═════ Excerpted records

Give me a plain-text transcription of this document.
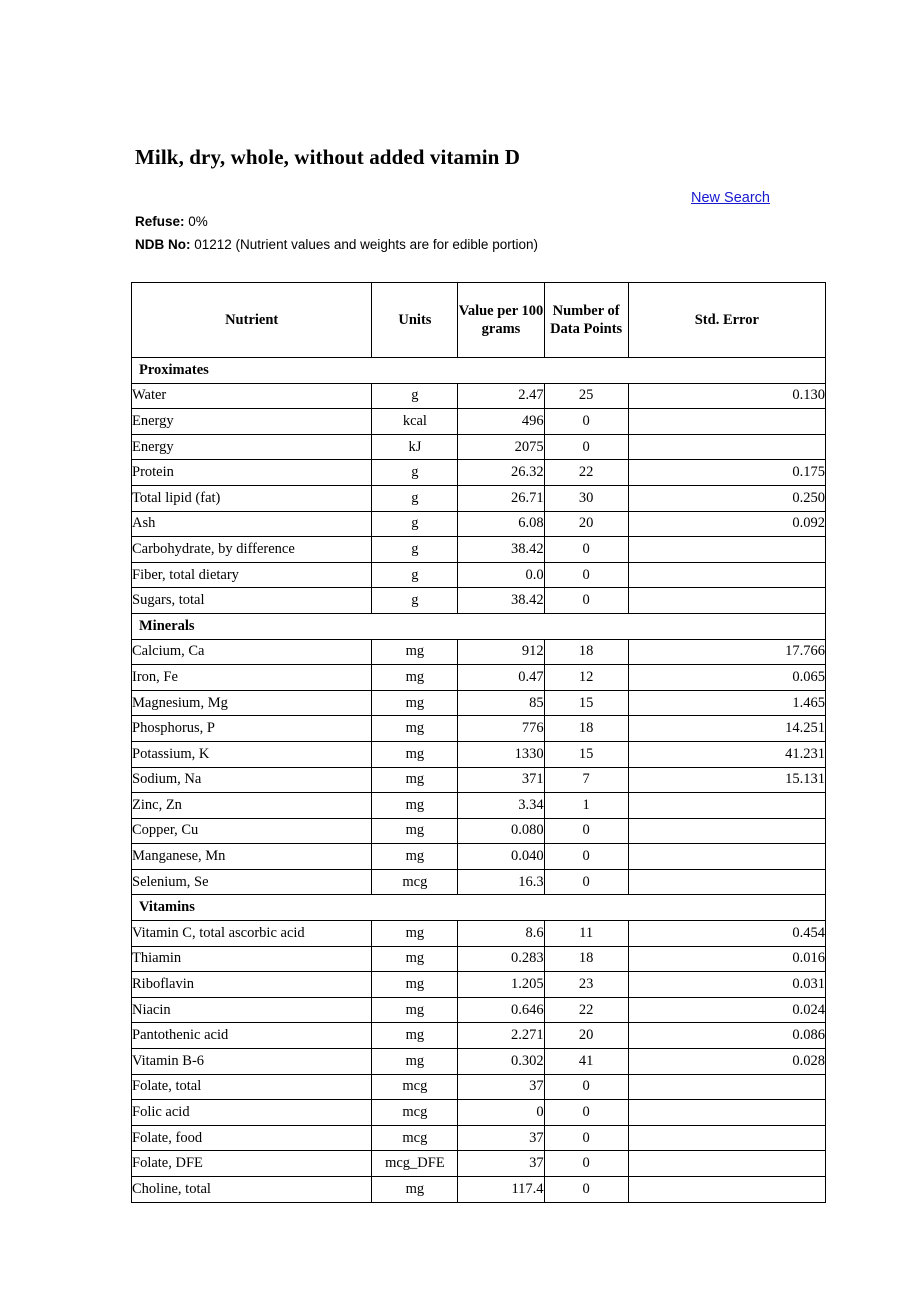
Milk, dry, whole, without added vitamin D
New Search
Refuse: 0%
NDB No: 01212 (Nutrient values and weights are for edible portion)
Nutrient	Units	Value per 100 grams	Number of Data Points	Std. Error
Proximates				
Water	g	2.47	25	0.130
Energy	kcal	496	0	
Energy	kJ	2075	0	
Protein	g	26.32	22	0.175
Total lipid (fat)	g	26.71	30	0.250
Ash	g	6.08	20	0.092
Carbohydrate, by difference	g	38.42	0	
Fiber, total dietary	g	0.0	0	
Sugars, total	g	38.42	0	
Minerals				
Calcium, Ca	mg	912	18	17.766
Iron, Fe	mg	0.47	12	0.065
Magnesium, Mg	mg	85	15	1.465
Phosphorus, P	mg	776	18	14.251
Potassium, K	mg	1330	15	41.231
Sodium, Na	mg	371	7	15.131
Zinc, Zn	mg	3.34	1	
Copper, Cu	mg	0.080	0	
Manganese, Mn	mg	0.040	0	
Selenium, Se	mcg	16.3	0	
Vitamins				
Vitamin C, total ascorbic acid	mg	8.6	11	0.454
Thiamin	mg	0.283	18	0.016
Riboflavin	mg	1.205	23	0.031
Niacin	mg	0.646	22	0.024
Pantothenic acid	mg	2.271	20	0.086
Vitamin B-6	mg	0.302	41	0.028
Folate, total	mcg	37	0	
Folic acid	mcg	0	0	
Folate, food	mcg	37	0	
Folate, DFE	mcg_DFE	37	0	
Choline, total	mg	117.4	0	
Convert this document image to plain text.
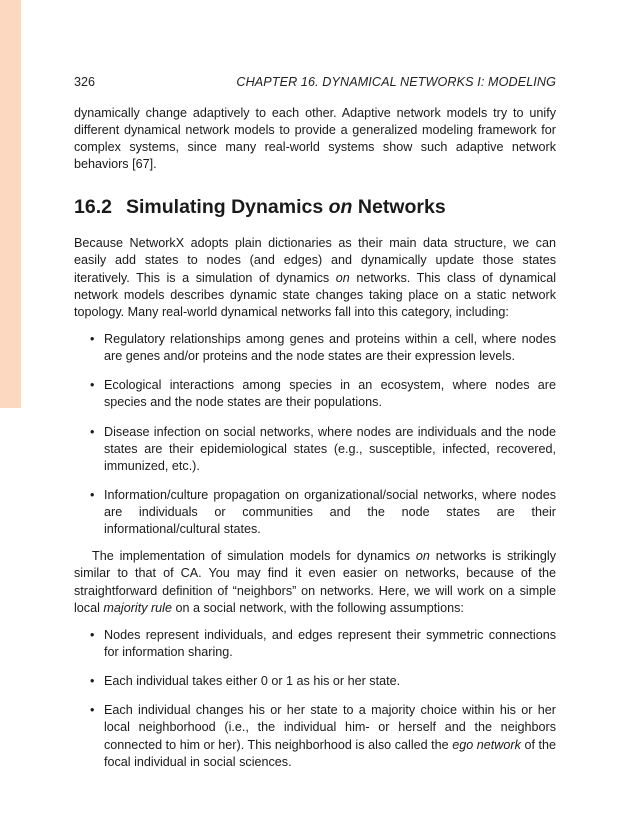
326	CHAPTER 16. DYNAMICAL NETWORKS I: MODELING

dynamically change adaptively to each other. Adaptive network models try to unify different dynamical network models to provide a generalized modeling framework for complex systems, since many real-world systems show such adaptive network behaviors [67].

16.2 Simulating Dynamics on Networks

Because NetworkX adopts plain dictionaries as their main data structure, we can easily add states to nodes (and edges) and dynamically update those states iteratively. This is a simulation of dynamics on networks. This class of dynamical network models describes dynamic state changes taking place on a static network topology. Many real-world dynamical networks fall into this category, including:

• Regulatory relationships among genes and proteins within a cell, where nodes are genes and/or proteins and the node states are their expression levels.
• Ecological interactions among species in an ecosystem, where nodes are species and the node states are their populations.
• Disease infection on social networks, where nodes are individuals and the node states are their epidemiological states (e.g., susceptible, infected, recovered, immunized, etc.).
• Information/culture propagation on organizational/social networks, where nodes are individuals or communities and the node states are their informational/cultural states.

The implementation of simulation models for dynamics on networks is strikingly similar to that of CA. You may find it even easier on networks, because of the straightforward definition of “neighbors” on networks. Here, we will work on a simple local majority rule on a social network, with the following assumptions:

• Nodes represent individuals, and edges represent their symmetric connections for information sharing.
• Each individual takes either 0 or 1 as his or her state.
• Each individual changes his or her state to a majority choice within his or her local neighborhood (i.e., the individual him- or herself and the neighbors connected to him or her). This neighborhood is also called the ego network of the focal individual in social sciences.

══════════

#### Exercise prompt
Every line above with the word "within" belongs in the answer, copied as written.

#### Written reply
• Regulatory relationships among genes and proteins within a cell, where nodes are genes and/or proteins and the node states are their expression levels.
• Each individual changes his or her state to a majority choice within his or her local neighborhood (i.e., the individual him- or herself and the neighbors connected to him or her). This neighborhood is also called the ego network of the focal individual in social sciences.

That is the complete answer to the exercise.